Wherever the word "screenshot" appears in a line, copy that line.

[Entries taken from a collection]
——————
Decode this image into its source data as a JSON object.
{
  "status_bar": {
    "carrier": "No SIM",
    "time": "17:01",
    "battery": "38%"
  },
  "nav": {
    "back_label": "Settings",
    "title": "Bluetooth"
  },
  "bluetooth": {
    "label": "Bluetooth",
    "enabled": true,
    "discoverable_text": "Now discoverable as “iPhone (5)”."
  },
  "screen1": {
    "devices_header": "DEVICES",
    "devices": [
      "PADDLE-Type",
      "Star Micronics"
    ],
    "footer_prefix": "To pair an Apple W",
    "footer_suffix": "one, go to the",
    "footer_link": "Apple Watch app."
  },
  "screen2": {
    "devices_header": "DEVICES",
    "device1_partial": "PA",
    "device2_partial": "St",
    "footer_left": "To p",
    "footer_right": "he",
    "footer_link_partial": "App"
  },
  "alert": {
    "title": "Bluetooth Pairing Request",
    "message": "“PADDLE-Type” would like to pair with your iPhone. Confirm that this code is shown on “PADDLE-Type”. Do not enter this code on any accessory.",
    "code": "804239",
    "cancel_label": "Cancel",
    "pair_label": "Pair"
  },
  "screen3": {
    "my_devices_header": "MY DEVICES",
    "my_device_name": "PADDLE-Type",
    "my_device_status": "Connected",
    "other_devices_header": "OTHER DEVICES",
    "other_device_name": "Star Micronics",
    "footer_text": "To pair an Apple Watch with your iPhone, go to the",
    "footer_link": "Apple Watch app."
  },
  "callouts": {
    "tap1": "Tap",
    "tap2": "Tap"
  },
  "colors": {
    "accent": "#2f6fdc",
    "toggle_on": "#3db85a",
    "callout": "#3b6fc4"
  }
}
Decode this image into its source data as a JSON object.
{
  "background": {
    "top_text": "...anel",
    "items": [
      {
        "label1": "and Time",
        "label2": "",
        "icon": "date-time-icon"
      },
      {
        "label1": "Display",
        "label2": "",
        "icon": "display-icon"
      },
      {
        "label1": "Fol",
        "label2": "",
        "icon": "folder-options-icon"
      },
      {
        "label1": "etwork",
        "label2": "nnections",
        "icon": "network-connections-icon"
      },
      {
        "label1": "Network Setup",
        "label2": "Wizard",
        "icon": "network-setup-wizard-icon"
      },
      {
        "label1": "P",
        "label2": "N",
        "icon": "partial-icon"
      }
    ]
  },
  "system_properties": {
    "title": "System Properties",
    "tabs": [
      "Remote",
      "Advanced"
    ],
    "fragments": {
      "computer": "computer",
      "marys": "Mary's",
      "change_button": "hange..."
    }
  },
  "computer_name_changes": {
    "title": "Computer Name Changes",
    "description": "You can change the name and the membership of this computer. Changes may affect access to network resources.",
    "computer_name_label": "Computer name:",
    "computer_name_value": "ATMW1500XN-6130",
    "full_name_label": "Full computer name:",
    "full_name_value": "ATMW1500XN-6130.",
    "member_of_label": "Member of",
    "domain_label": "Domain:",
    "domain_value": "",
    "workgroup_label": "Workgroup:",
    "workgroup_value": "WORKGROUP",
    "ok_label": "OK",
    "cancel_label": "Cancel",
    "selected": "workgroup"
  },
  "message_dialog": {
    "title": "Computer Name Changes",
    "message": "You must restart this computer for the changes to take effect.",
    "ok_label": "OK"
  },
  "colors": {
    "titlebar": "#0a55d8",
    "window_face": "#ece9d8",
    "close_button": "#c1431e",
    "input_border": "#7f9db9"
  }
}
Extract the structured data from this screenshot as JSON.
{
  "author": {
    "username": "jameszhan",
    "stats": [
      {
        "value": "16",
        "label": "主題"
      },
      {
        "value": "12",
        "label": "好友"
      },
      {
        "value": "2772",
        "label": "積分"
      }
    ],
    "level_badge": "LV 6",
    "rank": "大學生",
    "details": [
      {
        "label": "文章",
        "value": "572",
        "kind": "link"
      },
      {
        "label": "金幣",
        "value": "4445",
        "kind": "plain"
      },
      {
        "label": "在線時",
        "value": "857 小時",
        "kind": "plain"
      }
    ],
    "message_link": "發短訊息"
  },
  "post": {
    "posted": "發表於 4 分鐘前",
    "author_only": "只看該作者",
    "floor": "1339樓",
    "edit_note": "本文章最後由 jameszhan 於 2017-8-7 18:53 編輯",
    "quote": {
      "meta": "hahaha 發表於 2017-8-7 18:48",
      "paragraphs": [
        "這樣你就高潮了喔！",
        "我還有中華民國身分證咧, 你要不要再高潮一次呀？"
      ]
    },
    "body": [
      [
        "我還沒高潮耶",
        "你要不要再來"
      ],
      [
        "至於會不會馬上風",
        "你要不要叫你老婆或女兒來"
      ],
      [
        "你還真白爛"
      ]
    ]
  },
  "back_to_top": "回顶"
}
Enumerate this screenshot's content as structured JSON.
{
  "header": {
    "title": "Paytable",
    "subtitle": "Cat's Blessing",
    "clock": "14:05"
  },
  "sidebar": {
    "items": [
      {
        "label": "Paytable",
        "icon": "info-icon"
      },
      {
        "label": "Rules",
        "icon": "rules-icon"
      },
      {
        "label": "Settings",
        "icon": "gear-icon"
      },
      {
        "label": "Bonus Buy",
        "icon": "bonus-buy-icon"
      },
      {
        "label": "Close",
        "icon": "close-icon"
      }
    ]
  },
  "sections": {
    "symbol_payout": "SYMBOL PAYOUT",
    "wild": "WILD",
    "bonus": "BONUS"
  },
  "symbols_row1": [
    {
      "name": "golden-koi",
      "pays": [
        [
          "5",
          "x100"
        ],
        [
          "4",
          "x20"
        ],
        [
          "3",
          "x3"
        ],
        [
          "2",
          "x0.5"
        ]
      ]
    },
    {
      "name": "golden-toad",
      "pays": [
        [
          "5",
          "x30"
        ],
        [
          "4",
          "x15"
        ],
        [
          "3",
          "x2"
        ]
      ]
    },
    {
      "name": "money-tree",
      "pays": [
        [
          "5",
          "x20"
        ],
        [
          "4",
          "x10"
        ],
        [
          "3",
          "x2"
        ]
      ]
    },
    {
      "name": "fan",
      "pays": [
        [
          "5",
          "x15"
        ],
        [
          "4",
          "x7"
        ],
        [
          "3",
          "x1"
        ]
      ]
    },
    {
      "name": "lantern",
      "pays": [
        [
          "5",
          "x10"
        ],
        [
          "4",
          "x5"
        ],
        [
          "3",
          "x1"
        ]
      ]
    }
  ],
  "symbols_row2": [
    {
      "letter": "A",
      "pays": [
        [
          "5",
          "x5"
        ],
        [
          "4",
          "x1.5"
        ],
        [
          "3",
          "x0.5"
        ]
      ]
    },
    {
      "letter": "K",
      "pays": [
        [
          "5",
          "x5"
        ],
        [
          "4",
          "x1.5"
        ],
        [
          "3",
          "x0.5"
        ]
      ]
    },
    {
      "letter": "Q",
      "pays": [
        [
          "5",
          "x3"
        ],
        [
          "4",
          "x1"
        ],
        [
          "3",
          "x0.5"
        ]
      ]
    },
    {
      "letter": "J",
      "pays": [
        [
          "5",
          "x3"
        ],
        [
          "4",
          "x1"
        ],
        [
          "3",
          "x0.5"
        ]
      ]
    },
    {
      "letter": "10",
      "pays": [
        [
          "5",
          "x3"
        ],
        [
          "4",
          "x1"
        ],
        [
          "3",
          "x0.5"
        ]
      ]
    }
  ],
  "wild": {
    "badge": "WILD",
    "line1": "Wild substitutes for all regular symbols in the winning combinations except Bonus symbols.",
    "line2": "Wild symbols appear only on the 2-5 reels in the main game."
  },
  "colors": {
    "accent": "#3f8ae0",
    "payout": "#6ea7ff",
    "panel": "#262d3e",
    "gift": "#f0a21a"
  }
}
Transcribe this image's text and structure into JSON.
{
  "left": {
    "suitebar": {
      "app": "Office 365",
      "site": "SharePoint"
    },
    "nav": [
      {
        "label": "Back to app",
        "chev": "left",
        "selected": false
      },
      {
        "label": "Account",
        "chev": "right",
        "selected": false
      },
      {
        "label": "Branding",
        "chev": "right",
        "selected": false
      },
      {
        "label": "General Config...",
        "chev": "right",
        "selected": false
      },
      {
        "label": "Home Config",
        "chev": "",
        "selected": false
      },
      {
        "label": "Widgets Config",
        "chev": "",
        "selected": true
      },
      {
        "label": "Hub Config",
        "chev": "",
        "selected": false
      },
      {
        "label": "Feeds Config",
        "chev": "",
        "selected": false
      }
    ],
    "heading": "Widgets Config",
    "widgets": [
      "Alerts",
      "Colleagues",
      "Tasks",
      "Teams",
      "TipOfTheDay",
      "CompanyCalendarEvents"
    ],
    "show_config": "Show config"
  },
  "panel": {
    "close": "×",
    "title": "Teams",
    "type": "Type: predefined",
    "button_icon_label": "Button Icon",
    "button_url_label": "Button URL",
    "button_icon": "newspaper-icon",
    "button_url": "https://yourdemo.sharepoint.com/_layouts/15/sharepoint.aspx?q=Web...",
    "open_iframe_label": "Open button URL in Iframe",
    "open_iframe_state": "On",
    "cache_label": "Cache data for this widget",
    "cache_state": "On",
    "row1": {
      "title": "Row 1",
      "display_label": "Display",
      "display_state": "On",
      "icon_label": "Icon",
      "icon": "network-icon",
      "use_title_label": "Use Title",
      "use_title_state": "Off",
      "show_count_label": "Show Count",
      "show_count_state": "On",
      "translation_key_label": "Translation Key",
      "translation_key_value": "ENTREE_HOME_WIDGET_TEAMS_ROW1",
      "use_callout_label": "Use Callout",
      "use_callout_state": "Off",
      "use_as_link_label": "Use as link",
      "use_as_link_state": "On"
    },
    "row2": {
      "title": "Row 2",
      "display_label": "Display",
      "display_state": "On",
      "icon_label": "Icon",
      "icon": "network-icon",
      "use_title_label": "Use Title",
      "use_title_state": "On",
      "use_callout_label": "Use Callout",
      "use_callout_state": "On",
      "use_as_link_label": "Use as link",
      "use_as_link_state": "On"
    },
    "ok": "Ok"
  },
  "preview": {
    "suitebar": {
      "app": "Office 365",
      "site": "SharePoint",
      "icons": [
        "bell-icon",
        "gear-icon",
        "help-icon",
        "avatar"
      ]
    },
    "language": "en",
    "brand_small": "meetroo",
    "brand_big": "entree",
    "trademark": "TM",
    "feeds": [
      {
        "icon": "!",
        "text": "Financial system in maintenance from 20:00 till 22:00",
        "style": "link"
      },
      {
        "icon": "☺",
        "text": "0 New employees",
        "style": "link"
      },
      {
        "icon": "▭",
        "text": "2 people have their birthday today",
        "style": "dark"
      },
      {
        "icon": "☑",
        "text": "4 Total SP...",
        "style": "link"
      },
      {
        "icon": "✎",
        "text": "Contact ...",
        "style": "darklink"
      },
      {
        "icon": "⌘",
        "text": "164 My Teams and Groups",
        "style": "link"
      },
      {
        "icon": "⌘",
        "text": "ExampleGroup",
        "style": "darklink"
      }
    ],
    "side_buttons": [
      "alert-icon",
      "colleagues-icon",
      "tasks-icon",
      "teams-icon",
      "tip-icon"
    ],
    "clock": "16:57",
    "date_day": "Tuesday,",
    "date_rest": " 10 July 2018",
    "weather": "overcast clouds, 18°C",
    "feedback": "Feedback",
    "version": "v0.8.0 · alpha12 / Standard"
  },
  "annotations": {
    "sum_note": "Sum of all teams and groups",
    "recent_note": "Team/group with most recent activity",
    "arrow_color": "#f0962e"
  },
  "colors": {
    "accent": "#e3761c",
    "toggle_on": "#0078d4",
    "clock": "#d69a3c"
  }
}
——————
The output:
Extract the structured data from this screenshot as JSON.
Enumerate this screenshot's content as structured JSON.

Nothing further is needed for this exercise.